## Work to complete
Find every line below that contains the word "this" and copy it out.

(Entries taken from a collection)
- - -
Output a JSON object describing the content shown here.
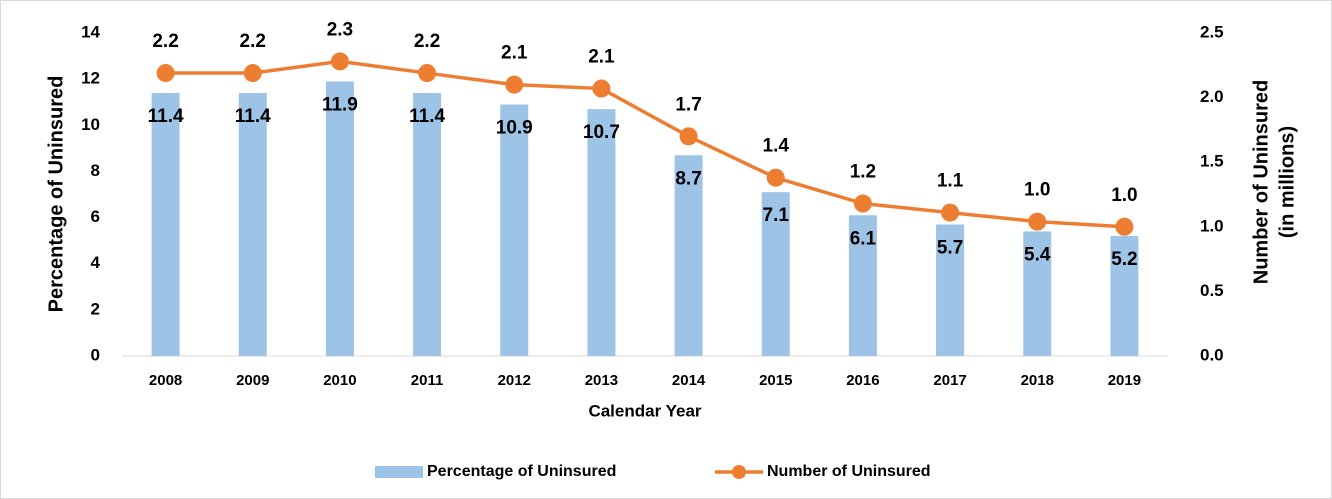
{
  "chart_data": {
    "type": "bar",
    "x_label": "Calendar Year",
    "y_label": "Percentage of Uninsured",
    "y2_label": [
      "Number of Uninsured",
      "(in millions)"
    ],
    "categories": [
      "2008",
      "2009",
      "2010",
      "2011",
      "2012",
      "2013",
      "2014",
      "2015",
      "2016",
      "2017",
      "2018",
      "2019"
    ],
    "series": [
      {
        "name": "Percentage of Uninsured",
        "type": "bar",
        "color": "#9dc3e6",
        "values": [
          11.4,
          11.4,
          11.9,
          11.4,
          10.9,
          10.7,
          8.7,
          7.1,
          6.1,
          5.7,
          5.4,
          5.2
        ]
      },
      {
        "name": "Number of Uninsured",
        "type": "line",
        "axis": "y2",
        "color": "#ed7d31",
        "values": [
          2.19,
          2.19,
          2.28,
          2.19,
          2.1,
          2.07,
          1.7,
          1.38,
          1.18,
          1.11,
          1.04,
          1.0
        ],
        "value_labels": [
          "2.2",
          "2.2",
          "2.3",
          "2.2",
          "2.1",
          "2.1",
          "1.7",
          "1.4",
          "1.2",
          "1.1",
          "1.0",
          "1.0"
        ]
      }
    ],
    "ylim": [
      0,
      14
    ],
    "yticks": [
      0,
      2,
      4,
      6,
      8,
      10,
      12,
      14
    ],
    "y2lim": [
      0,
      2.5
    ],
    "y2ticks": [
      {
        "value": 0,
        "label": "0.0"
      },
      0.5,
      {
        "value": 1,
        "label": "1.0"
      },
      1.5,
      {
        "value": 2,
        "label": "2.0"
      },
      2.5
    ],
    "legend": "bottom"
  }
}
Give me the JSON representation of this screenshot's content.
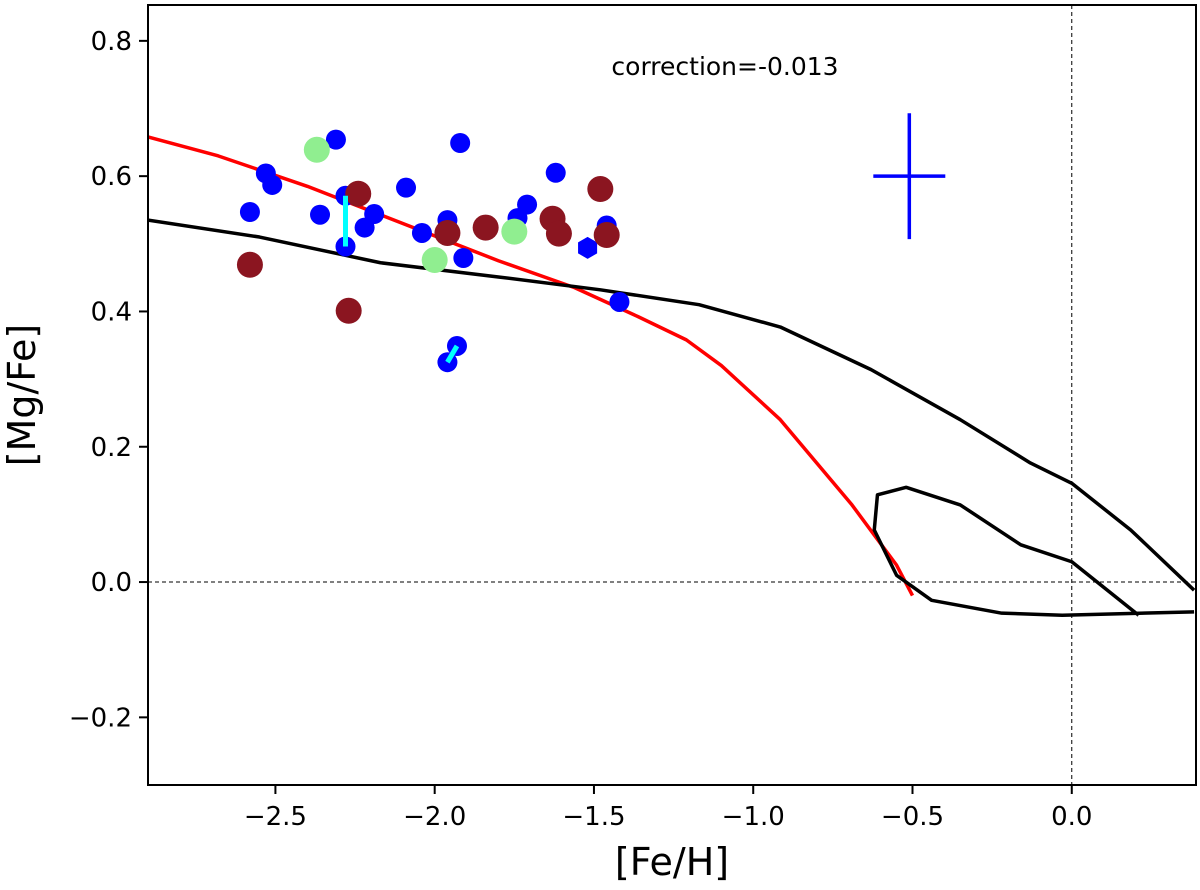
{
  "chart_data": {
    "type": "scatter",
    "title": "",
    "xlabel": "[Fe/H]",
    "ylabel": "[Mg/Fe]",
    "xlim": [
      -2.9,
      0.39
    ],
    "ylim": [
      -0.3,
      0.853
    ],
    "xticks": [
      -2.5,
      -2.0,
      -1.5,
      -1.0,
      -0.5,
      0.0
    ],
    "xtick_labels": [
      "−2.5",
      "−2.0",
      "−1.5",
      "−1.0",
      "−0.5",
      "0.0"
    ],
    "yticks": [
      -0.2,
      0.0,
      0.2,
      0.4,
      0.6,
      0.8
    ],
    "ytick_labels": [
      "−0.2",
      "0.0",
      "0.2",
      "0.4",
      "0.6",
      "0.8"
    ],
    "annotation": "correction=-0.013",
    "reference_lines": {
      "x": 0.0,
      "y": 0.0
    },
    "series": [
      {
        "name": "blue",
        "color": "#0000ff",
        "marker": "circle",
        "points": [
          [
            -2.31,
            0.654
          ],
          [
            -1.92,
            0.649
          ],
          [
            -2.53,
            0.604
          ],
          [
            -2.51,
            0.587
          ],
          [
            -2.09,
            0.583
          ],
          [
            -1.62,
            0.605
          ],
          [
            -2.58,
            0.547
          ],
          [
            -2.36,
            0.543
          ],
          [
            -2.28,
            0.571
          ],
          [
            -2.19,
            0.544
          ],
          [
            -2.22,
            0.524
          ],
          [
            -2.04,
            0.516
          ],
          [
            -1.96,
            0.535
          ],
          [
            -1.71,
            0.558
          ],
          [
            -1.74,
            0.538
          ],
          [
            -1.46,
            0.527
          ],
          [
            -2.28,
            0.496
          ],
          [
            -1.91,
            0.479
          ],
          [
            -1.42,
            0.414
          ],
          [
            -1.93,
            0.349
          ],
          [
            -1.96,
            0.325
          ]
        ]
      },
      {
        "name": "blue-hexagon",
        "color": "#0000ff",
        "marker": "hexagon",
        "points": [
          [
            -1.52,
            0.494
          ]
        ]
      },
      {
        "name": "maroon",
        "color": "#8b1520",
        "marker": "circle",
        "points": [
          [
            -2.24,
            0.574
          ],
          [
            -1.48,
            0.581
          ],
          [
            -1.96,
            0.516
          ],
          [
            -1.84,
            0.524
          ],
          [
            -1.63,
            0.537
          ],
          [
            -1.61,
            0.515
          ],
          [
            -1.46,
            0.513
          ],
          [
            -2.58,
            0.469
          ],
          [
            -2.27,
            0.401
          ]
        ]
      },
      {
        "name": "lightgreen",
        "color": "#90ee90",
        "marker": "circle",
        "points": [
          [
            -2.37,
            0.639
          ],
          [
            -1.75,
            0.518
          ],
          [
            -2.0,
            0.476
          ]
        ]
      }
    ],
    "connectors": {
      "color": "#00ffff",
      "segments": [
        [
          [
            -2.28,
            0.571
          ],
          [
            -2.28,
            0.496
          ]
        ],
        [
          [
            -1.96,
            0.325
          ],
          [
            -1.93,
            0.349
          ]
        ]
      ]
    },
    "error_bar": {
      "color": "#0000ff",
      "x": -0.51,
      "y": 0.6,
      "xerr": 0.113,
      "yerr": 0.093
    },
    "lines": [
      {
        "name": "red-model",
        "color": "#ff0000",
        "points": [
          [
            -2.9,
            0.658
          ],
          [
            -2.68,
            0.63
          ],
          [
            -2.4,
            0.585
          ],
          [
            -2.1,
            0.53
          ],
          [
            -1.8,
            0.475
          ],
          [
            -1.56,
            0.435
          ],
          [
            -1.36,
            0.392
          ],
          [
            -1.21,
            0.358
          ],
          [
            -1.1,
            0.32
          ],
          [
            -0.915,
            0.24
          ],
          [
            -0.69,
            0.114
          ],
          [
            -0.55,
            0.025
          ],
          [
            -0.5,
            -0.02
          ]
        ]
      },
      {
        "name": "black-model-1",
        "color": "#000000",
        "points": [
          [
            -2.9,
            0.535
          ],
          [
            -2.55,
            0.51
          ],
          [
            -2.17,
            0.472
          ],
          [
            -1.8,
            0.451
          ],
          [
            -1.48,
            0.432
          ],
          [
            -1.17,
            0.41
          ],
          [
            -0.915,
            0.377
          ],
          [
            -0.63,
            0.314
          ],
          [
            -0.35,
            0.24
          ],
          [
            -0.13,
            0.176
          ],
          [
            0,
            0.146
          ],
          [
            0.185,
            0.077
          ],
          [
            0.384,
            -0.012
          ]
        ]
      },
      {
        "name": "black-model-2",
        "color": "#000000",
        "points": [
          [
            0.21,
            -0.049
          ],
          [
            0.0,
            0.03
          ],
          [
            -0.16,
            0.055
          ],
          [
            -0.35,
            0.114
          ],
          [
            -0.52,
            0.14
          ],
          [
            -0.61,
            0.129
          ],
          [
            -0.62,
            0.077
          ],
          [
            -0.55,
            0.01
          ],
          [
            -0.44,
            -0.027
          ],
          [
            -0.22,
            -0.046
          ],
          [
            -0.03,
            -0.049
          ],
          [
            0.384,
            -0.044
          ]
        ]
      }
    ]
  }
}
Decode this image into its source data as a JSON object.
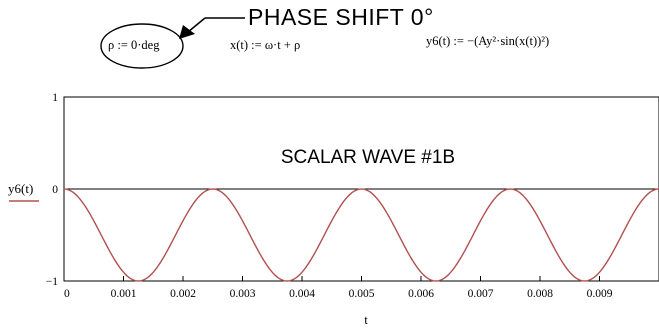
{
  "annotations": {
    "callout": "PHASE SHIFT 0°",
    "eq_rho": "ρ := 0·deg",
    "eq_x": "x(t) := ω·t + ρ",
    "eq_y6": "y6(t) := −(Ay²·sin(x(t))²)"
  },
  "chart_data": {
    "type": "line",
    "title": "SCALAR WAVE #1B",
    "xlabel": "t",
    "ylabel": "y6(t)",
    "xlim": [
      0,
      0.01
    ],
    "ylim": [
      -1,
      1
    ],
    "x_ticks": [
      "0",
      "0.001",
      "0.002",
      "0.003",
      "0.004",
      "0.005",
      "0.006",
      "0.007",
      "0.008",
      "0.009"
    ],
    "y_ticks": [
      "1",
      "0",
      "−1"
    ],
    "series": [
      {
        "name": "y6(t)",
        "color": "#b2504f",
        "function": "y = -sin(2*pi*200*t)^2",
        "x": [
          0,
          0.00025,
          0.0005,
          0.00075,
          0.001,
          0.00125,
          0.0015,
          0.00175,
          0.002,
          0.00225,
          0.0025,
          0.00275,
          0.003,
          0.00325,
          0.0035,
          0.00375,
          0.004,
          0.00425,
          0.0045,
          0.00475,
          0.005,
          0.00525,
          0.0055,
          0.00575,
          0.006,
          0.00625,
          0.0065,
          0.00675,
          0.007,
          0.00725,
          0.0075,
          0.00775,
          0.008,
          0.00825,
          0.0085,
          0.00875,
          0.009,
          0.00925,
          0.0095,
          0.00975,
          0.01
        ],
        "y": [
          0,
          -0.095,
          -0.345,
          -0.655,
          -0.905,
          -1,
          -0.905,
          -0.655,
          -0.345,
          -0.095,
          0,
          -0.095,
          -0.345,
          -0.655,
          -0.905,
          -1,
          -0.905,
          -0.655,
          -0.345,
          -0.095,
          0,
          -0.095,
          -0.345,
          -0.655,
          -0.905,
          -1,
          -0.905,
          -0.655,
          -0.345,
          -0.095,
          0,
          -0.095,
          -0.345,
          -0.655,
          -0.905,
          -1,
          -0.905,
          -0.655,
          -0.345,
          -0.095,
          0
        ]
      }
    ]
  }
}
- - -
## Finished answer
Give me the JSON representation of this screenshot's content.
Decode this image into its source data as a JSON object.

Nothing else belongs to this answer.